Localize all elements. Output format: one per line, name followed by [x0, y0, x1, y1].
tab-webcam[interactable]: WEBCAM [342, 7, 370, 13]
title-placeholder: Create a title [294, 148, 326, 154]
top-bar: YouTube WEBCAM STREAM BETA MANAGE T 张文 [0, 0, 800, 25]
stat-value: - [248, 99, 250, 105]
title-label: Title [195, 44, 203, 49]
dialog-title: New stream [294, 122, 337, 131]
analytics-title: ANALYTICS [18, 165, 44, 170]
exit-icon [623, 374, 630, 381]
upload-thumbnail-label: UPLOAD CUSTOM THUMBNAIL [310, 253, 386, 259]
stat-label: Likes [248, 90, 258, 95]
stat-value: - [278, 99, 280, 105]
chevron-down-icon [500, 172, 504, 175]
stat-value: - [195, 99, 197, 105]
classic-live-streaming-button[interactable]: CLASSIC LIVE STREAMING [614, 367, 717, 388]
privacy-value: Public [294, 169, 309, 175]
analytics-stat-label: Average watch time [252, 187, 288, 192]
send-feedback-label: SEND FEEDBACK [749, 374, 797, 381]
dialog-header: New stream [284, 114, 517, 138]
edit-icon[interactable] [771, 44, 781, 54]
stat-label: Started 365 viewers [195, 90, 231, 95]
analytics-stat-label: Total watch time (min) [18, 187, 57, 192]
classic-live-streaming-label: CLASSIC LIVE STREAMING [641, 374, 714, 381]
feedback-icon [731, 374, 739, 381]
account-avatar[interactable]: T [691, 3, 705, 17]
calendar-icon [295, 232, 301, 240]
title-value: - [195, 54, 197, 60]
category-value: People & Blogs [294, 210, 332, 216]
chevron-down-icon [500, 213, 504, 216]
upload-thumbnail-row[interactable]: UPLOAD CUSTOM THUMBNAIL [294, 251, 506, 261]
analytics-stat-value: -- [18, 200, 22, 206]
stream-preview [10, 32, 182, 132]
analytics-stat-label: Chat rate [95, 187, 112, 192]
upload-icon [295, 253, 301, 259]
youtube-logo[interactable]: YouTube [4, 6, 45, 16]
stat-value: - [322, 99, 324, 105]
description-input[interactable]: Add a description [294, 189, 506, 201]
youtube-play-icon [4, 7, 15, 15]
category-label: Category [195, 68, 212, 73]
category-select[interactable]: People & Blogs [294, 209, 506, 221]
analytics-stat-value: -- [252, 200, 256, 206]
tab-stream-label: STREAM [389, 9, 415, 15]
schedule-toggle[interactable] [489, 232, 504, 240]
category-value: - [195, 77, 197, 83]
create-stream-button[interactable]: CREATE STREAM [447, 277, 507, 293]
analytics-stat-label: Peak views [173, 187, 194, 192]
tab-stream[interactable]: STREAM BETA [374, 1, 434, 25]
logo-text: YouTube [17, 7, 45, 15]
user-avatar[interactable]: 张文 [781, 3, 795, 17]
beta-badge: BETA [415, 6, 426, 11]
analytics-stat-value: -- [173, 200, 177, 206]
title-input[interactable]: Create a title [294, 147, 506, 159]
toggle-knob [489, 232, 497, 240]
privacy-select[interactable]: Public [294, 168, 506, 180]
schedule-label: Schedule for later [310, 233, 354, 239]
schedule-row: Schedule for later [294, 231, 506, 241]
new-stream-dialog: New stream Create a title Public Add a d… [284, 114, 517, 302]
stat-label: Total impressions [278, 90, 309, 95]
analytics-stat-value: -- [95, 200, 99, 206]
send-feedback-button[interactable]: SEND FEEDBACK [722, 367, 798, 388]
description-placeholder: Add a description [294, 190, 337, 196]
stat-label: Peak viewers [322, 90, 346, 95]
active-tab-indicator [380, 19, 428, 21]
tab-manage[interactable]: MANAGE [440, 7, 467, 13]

**WHAT TO WORK ON:** Write out the records again, swapping "Public" for "Unlisted" wherever it appears and leaving everything else the same.

**OUTPUT BELOW:**
Localize all elements. Output format: one per line, name followed by [x0, y0, x1, y1].
tab-webcam[interactable]: WEBCAM [342, 7, 370, 13]
title-placeholder: Create a title [294, 148, 326, 154]
top-bar: YouTube WEBCAM STREAM BETA MANAGE T 张文 [0, 0, 800, 25]
stat-value: - [248, 99, 250, 105]
title-label: Title [195, 44, 203, 49]
dialog-title: New stream [294, 122, 337, 131]
analytics-title: ANALYTICS [18, 165, 44, 170]
exit-icon [623, 374, 630, 381]
upload-thumbnail-label: UPLOAD CUSTOM THUMBNAIL [310, 253, 386, 259]
stat-label: Likes [248, 90, 258, 95]
stat-value: - [278, 99, 280, 105]
chevron-down-icon [500, 172, 504, 175]
stat-value: - [195, 99, 197, 105]
classic-live-streaming-button[interactable]: CLASSIC LIVE STREAMING [614, 367, 717, 388]
privacy-value: Unlisted [294, 169, 309, 175]
analytics-stat-label: Average watch time [252, 187, 288, 192]
send-feedback-label: SEND FEEDBACK [749, 374, 797, 381]
dialog-header: New stream [284, 114, 517, 138]
edit-icon[interactable] [771, 44, 781, 54]
stat-label: Started 365 viewers [195, 90, 231, 95]
analytics-stat-label: Total watch time (min) [18, 187, 57, 192]
classic-live-streaming-label: CLASSIC LIVE STREAMING [641, 374, 714, 381]
feedback-icon [731, 374, 739, 381]
account-avatar[interactable]: T [691, 3, 705, 17]
calendar-icon [295, 232, 301, 240]
title-value: - [195, 54, 197, 60]
category-value: People & Blogs [294, 210, 332, 216]
chevron-down-icon [500, 213, 504, 216]
upload-thumbnail-row[interactable]: UPLOAD CUSTOM THUMBNAIL [294, 251, 506, 261]
analytics-stat-value: -- [18, 200, 22, 206]
stream-preview [10, 32, 182, 132]
analytics-stat-label: Chat rate [95, 187, 112, 192]
upload-icon [295, 253, 301, 259]
youtube-logo[interactable]: YouTube [4, 6, 45, 16]
stat-value: - [322, 99, 324, 105]
description-input[interactable]: Add a description [294, 189, 506, 201]
youtube-play-icon [4, 7, 15, 15]
category-label: Category [195, 68, 212, 73]
category-select[interactable]: People & Blogs [294, 209, 506, 221]
analytics-stat-value: -- [252, 200, 256, 206]
tab-stream-label: STREAM [389, 9, 415, 15]
schedule-toggle[interactable] [489, 232, 504, 240]
category-value: - [195, 77, 197, 83]
create-stream-button[interactable]: CREATE STREAM [447, 277, 507, 293]
analytics-stat-label: Peak views [173, 187, 194, 192]
tab-stream[interactable]: STREAM BETA [374, 1, 434, 25]
logo-text: YouTube [17, 7, 45, 15]
user-avatar[interactable]: 张文 [781, 3, 795, 17]
beta-badge: BETA [415, 6, 426, 11]
analytics-stat-value: -- [173, 200, 177, 206]
title-input[interactable]: Create a title [294, 147, 506, 159]
toggle-knob [489, 232, 497, 240]
privacy-select[interactable]: Unlisted [294, 168, 506, 180]
schedule-label: Schedule for later [310, 233, 354, 239]
schedule-row: Schedule for later [294, 231, 506, 241]
new-stream-dialog: New stream Create a title Unlisted Add a d… [284, 114, 517, 302]
stat-label: Total impressions [278, 90, 309, 95]
analytics-stat-value: -- [95, 200, 99, 206]
send-feedback-button[interactable]: SEND FEEDBACK [722, 367, 798, 388]
description-placeholder: Add a description [294, 190, 337, 196]
stat-label: Peak viewers [322, 90, 346, 95]
active-tab-indicator [380, 19, 428, 21]
tab-manage[interactable]: MANAGE [440, 7, 467, 13]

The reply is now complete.